◆ EXERCISE TASK: Extract, from the records beneath this instruction, each line that contains the word "Fanfare".

◆ RECORDS:

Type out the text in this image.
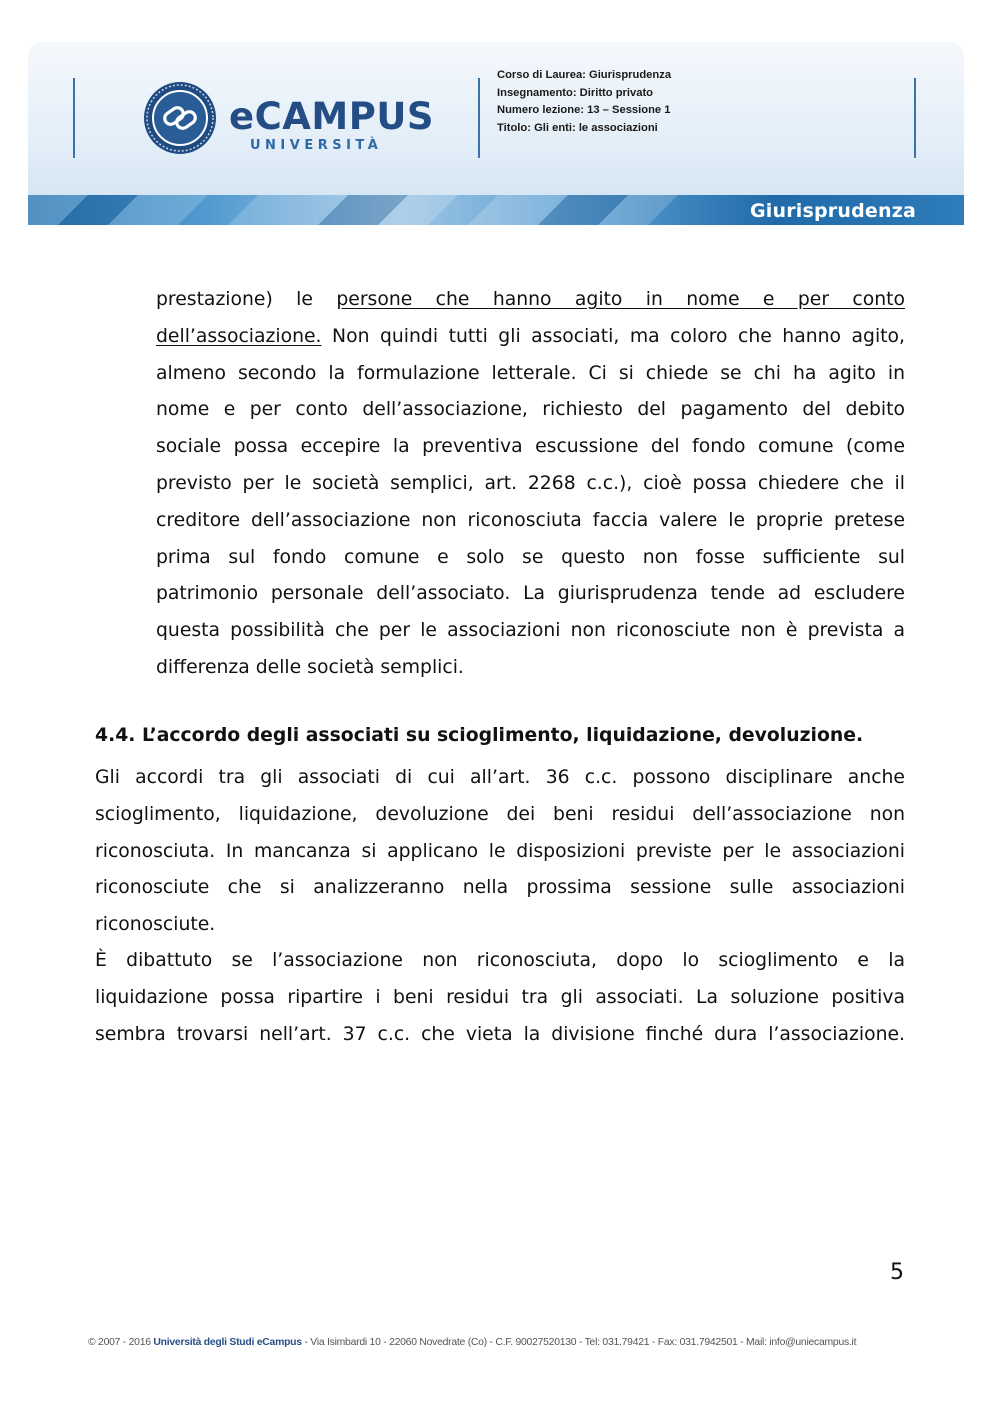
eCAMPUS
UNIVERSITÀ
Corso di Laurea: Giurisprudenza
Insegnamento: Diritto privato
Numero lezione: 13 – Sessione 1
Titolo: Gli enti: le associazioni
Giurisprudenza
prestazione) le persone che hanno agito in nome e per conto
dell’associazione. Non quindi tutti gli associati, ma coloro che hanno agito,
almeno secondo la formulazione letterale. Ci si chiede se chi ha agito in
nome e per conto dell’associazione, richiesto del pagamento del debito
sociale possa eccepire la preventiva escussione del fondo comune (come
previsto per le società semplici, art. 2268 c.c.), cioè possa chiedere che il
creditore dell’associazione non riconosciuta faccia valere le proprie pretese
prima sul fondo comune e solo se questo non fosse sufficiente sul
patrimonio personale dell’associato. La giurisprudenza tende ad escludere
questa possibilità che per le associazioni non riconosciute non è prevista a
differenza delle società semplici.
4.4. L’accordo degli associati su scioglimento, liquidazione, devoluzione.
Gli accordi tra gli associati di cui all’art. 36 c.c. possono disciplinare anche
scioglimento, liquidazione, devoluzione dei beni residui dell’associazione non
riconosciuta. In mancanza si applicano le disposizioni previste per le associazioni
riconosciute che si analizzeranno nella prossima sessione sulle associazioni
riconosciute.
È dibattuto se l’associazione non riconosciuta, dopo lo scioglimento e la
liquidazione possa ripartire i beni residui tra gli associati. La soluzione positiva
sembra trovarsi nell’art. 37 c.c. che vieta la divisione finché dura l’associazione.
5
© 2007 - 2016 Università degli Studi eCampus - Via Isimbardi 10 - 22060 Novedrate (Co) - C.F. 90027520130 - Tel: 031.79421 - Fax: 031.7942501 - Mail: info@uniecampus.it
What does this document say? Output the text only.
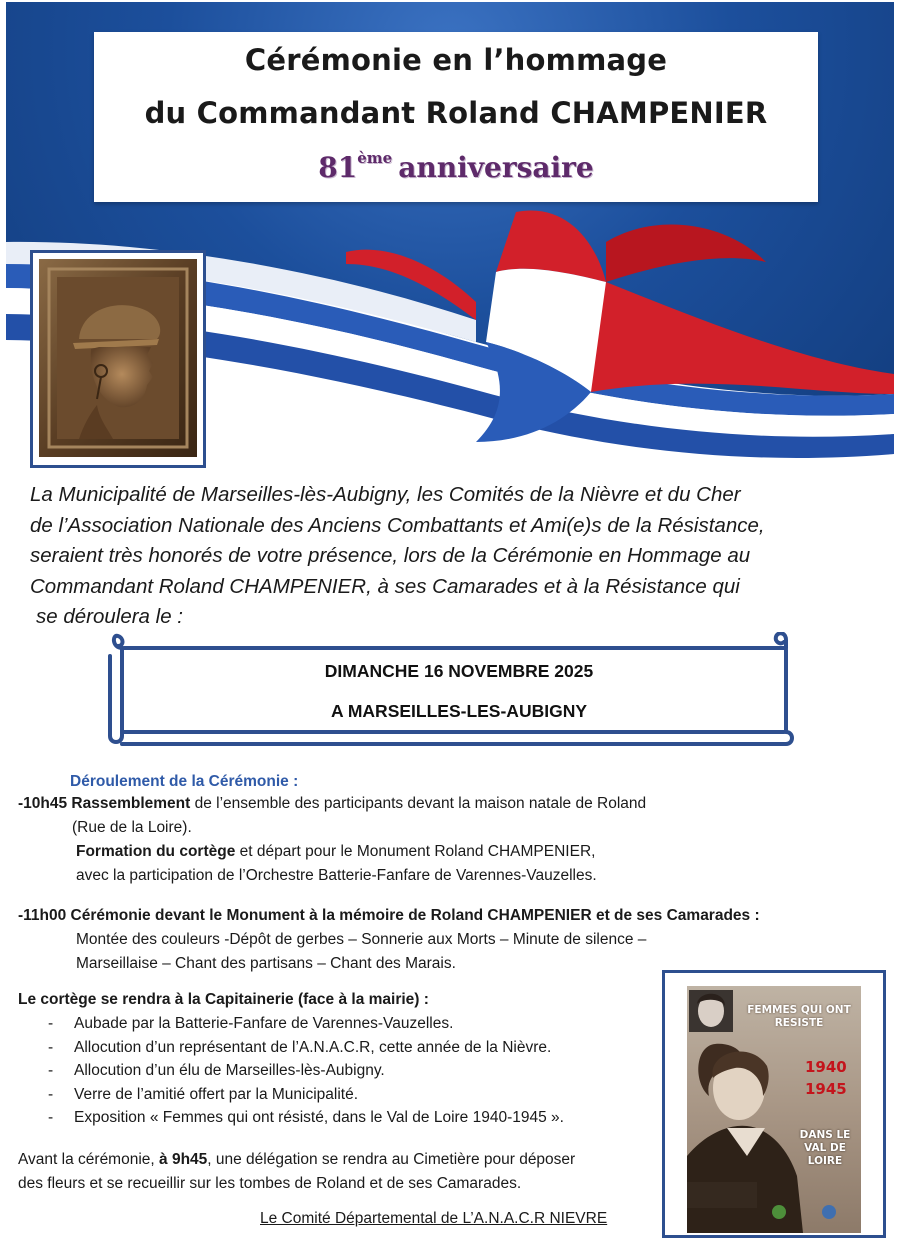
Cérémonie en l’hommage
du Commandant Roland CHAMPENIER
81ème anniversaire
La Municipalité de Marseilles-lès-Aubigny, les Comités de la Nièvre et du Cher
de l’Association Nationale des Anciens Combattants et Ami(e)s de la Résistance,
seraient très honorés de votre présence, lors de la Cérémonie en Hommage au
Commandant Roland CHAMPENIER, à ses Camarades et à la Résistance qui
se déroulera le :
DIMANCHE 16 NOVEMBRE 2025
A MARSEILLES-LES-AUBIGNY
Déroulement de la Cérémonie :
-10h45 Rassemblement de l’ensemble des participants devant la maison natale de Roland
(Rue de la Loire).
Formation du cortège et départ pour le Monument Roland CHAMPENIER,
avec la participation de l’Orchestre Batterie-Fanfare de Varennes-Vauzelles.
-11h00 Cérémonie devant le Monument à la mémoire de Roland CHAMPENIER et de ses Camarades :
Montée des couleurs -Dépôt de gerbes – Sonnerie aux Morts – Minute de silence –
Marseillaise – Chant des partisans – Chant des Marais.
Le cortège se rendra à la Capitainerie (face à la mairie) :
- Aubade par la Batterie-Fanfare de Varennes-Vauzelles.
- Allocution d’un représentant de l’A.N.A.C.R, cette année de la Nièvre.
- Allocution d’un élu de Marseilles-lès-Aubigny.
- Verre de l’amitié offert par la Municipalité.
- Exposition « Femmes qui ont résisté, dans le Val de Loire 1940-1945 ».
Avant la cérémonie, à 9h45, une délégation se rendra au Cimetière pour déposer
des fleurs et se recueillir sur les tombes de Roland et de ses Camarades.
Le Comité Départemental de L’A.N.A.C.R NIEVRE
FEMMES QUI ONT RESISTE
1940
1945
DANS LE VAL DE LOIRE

◆ EXERCISE RESULT:
avec la participation de l’Orchestre Batterie-Fanfare de Varennes-Vauzelles.
- Aubade par la Batterie-Fanfare de Varennes-Vauzelles.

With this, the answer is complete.